● Exercise: Take the material below and write it all out again exactly.

[Stored data entries]
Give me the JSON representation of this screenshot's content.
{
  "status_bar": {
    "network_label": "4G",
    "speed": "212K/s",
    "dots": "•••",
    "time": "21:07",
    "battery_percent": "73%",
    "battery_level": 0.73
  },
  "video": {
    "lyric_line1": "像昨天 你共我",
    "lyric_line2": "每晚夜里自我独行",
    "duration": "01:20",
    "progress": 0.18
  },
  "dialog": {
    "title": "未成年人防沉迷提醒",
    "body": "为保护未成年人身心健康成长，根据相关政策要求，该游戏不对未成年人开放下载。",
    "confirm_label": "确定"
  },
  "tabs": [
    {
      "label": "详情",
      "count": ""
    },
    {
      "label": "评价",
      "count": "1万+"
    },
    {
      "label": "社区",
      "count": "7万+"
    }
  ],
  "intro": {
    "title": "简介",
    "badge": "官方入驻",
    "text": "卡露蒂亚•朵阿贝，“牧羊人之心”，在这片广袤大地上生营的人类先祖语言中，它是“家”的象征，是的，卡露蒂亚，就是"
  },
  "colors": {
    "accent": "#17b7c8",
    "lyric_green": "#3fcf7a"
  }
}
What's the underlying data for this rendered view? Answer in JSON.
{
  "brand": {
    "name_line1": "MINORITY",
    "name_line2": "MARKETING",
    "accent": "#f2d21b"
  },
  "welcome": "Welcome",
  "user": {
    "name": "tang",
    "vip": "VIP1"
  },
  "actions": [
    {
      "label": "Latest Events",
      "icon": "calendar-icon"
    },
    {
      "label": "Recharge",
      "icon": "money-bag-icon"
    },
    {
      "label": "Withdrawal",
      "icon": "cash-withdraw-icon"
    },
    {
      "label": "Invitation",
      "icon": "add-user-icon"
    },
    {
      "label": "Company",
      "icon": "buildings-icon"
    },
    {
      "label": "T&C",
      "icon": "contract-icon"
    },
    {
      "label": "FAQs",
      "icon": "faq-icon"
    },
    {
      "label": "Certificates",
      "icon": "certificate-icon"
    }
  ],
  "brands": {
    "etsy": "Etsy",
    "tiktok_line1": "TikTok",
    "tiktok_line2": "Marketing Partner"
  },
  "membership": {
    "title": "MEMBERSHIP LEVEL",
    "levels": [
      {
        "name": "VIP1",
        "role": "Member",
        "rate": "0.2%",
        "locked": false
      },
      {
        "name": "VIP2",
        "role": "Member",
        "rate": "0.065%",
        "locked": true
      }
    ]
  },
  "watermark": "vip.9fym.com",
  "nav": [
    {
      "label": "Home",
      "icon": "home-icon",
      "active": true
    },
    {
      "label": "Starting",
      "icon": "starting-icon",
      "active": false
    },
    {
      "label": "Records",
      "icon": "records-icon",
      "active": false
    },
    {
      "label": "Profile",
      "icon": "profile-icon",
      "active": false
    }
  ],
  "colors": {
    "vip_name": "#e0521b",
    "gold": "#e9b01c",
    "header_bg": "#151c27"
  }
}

● Exercise result:
Give me the JSON representation of this screenshot's content.
{
  "status_bar": {
    "network_label": "4G",
    "speed": "212K/s",
    "dots": "•••",
    "time": "21:07",
    "battery_percent": "73%",
    "battery_level": 0.73
  },
  "video": {
    "lyric_line1": "像昨天 你共我",
    "lyric_line2": "每晚夜里自我独行",
    "duration": "01:20",
    "progress": 0.18
  },
  "dialog": {
    "title": "未成年人防沉迷提醒",
    "body": "为保护未成年人身心健康成长，根据相关政策要求，该游戏不对未成年人开放下载。",
    "confirm_label": "确定"
  },
  "tabs": [
    {
      "label": "详情",
      "count": ""
    },
    {
      "label": "评价",
      "count": "1万+"
    },
    {
      "label": "社区",
      "count": "7万+"
    }
  ],
  "intro": {
    "title": "简介",
    "badge": "官方入驻",
    "text": "卡露蒂亚•朵阿贝，“牧羊人之心”，在这片广袤大地上生营的人类先祖语言中，它是“家”的象征，是的，卡露蒂亚，就是"
  },
  "colors": {
    "accent": "#17b7c8",
    "lyric_green": "#3fcf7a"
  }
}
What's the underlying data for this rendered view? Answer in JSON.
{
  "brand": {
    "name_line1": "MINORITY",
    "name_line2": "MARKETING",
    "accent": "#f2d21b"
  },
  "welcome": "Welcome",
  "user": {
    "name": "tang",
    "vip": "VIP1"
  },
  "actions": [
    {
      "label": "Latest Events",
      "icon": "calendar-icon"
    },
    {
      "label": "Recharge",
      "icon": "money-bag-icon"
    },
    {
      "label": "Withdrawal",
      "icon": "cash-withdraw-icon"
    },
    {
      "label": "Invitation",
      "icon": "add-user-icon"
    },
    {
      "label": "Company",
      "icon": "buildings-icon"
    },
    {
      "label": "T&C",
      "icon": "contract-icon"
    },
    {
      "label": "FAQs",
      "icon": "faq-icon"
    },
    {
      "label": "Certificates",
      "icon": "certificate-icon"
    }
  ],
  "brands": {
    "etsy": "Etsy",
    "tiktok_line1": "TikTok",
    "tiktok_line2": "Marketing Partner"
  },
  "membership": {
    "title": "MEMBERSHIP LEVEL",
    "levels": [
      {
        "name": "VIP1",
        "role": "Member",
        "rate": "0.2%",
        "locked": false
      },
      {
        "name": "VIP2",
        "role": "Member",
        "rate": "0.065%",
        "locked": true
      }
    ]
  },
  "watermark": "vip.9fym.com",
  "nav": [
    {
      "label": "Home",
      "icon": "home-icon",
      "active": true
    },
    {
      "label": "Starting",
      "icon": "starting-icon",
      "active": false
    },
    {
      "label": "Records",
      "icon": "records-icon",
      "active": false
    },
    {
      "label": "Profile",
      "icon": "profile-icon",
      "active": false
    }
  ],
  "colors": {
    "vip_name": "#e0521b",
    "gold": "#e9b01c",
    "header_bg": "#151c27"
  }
}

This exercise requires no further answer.